- AIM OF THE EXERCISE
Copy out all of the material exactly.

--- EXTRACTED MATERIAL ---

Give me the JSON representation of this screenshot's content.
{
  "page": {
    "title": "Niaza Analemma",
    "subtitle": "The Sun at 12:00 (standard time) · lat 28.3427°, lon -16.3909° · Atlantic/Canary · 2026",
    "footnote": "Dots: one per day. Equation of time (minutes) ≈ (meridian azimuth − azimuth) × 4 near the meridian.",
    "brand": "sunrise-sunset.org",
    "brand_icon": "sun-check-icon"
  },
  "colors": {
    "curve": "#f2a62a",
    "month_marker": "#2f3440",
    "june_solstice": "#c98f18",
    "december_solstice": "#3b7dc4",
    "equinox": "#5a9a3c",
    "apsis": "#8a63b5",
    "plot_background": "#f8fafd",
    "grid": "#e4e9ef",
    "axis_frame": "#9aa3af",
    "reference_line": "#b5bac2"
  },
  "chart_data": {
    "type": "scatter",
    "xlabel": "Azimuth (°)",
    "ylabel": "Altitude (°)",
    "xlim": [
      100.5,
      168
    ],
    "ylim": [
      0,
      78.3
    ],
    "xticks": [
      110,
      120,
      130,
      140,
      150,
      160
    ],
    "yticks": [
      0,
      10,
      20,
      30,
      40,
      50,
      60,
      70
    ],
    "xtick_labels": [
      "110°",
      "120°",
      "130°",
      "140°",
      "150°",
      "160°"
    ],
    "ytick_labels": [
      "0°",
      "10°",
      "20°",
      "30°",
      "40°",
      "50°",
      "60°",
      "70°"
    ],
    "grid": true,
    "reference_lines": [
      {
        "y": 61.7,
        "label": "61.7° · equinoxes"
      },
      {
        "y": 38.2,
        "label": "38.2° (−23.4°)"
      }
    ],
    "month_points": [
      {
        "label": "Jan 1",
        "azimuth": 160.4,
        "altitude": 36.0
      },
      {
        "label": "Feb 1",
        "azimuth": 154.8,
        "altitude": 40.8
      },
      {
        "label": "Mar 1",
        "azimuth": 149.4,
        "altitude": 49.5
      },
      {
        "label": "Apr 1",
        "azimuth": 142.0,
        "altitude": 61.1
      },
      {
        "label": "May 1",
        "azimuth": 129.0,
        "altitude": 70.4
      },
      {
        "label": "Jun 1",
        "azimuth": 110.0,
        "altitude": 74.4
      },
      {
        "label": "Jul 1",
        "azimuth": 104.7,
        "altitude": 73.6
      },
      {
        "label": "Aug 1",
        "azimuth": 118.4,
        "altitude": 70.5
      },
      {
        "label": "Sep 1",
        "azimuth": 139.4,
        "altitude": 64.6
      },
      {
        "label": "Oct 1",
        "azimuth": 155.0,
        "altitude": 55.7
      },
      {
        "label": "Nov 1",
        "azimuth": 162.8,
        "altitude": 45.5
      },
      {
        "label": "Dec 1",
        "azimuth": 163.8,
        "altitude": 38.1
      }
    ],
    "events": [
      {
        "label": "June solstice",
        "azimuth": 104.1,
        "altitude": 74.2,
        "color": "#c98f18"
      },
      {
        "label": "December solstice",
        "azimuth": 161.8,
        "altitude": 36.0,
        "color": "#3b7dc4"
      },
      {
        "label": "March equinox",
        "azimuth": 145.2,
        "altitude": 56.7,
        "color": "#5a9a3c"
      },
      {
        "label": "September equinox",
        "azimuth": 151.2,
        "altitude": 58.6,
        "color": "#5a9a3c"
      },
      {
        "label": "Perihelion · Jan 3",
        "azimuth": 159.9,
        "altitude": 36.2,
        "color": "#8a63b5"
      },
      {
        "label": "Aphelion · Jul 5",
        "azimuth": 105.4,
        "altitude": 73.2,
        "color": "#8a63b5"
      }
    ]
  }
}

---

- SOLVED EXERCISE
Give me the JSON representation of this screenshot's content.
{
  "page": {
    "title": "Niaza Analemma",
    "subtitle": "The Sun at 12:00 (standard time) · lat 28.3427°, lon -16.3909° · Atlantic/Canary · 2026",
    "footnote": "Dots: one per day. Equation of time (minutes) ≈ (meridian azimuth − azimuth) × 4 near the meridian.",
    "brand": "sunrise-sunset.org",
    "brand_icon": "sun-check-icon"
  },
  "colors": {
    "curve": "#f2a62a",
    "month_marker": "#2f3440",
    "june_solstice": "#c98f18",
    "december_solstice": "#3b7dc4",
    "equinox": "#5a9a3c",
    "apsis": "#8a63b5",
    "plot_background": "#f8fafd",
    "grid": "#e4e9ef",
    "axis_frame": "#9aa3af",
    "reference_line": "#b5bac2"
  },
  "chart_data": {
    "type": "scatter",
    "xlabel": "Azimuth (°)",
    "ylabel": "Altitude (°)",
    "xlim": [
      100.5,
      168
    ],
    "ylim": [
      0,
      78.3
    ],
    "xticks": [
      110,
      120,
      130,
      140,
      150,
      160
    ],
    "yticks": [
      0,
      10,
      20,
      30,
      40,
      50,
      60,
      70
    ],
    "xtick_labels": [
      "110°",
      "120°",
      "130°",
      "140°",
      "150°",
      "160°"
    ],
    "ytick_labels": [
      "0°",
      "10°",
      "20°",
      "30°",
      "40°",
      "50°",
      "60°",
      "70°"
    ],
    "grid": true,
    "reference_lines": [
      {
        "y": 61.7,
        "label": "61.7° · equinoxes"
      },
      {
        "y": 38.2,
        "label": "38.2° (−23.4°)"
      }
    ],
    "month_points": [
      {
        "label": "Jan 1",
        "azimuth": 160.4,
        "altitude": 36.0
      },
      {
        "label": "Feb 1",
        "azimuth": 154.8,
        "altitude": 40.8
      },
      {
        "label": "Mar 1",
        "azimuth": 149.4,
        "altitude": 49.5
      },
      {
        "label": "Apr 1",
        "azimuth": 142.0,
        "altitude": 61.1
      },
      {
        "label": "May 1",
        "azimuth": 129.0,
        "altitude": 70.4
      },
      {
        "label": "Jun 1",
        "azimuth": 110.0,
        "altitude": 74.4
      },
      {
        "label": "Jul 1",
        "azimuth": 104.7,
        "altitude": 73.6
      },
      {
        "label": "Aug 1",
        "azimuth": 118.4,
        "altitude": 70.5
      },
      {
        "label": "Sep 1",
        "azimuth": 139.4,
        "altitude": 64.6
      },
      {
        "label": "Oct 1",
        "azimuth": 155.0,
        "altitude": 55.7
      },
      {
        "label": "Nov 1",
        "azimuth": 162.8,
        "altitude": 45.5
      },
      {
        "label": "Dec 1",
        "azimuth": 163.8,
        "altitude": 38.1
      }
    ],
    "events": [
      {
        "label": "June solstice",
        "azimuth": 104.1,
        "altitude": 74.2,
        "color": "#c98f18"
      },
      {
        "label": "December solstice",
        "azimuth": 161.8,
        "altitude": 36.0,
        "color": "#3b7dc4"
      },
      {
        "label": "March equinox",
        "azimuth": 145.2,
        "altitude": 56.7,
        "color": "#5a9a3c"
      },
      {
        "label": "September equinox",
        "azimuth": 151.2,
        "altitude": 58.6,
        "color": "#5a9a3c"
      },
      {
        "label": "Perihelion · Jan 3",
        "azimuth": 159.9,
        "altitude": 36.2,
        "color": "#8a63b5"
      },
      {
        "label": "Aphelion · Jul 5",
        "azimuth": 105.4,
        "altitude": 73.2,
        "color": "#8a63b5"
      }
    ]
  }
}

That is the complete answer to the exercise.